* _Written task_
Reproduce every entry exactly, without alteration.
# start of Given data
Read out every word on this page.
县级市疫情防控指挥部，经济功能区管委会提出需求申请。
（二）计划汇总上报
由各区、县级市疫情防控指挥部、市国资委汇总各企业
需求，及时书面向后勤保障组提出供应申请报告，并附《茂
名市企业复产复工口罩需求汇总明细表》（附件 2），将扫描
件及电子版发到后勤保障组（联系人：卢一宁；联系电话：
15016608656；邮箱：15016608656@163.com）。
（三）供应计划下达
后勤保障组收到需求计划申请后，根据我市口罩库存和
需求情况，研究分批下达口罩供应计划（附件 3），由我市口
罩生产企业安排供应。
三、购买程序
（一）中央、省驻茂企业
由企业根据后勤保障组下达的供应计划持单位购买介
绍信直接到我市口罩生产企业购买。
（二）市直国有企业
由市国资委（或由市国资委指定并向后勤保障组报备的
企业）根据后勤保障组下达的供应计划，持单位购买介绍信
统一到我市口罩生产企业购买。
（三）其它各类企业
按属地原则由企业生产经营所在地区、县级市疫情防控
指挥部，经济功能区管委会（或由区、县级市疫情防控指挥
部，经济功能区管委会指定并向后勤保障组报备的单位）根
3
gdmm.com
# end of Given data
* _Correct output_
Read out every word on this page.
县级市疫情防控指挥部，经济功能区管委会提出需求申请。
（二）计划汇总上报
由各区、县级市疫情防控指挥部、市国资委汇总各企业
需求，及时书面向后勤保障组提出供应申请报告，并附《茂
名市企业复产复工口罩需求汇总明细表》（附件 2），将扫描
件及电子版发到后勤保障组（联系人：卢一宁；联系电话：
15016608656；邮箱：15016608656@163.com）。
（三）供应计划下达
后勤保障组收到需求计划申请后，根据我市口罩库存和
需求情况，研究分批下达口罩供应计划（附件 3），由我市口
罩生产企业安排供应。
三、购买程序
（一）中央、省驻茂企业
由企业根据后勤保障组下达的供应计划持单位购买介
绍信直接到我市口罩生产企业购买。
（二）市直国有企业
由市国资委（或由市国资委指定并向后勤保障组报备的
企业）根据后勤保障组下达的供应计划，持单位购买介绍信
统一到我市口罩生产企业购买。
（三）其它各类企业
按属地原则由企业生产经营所在地区、县级市疫情防控
指挥部，经济功能区管委会（或由区、县级市疫情防控指挥
部，经济功能区管委会指定并向后勤保障组报备的单位）根
3
gdmm.com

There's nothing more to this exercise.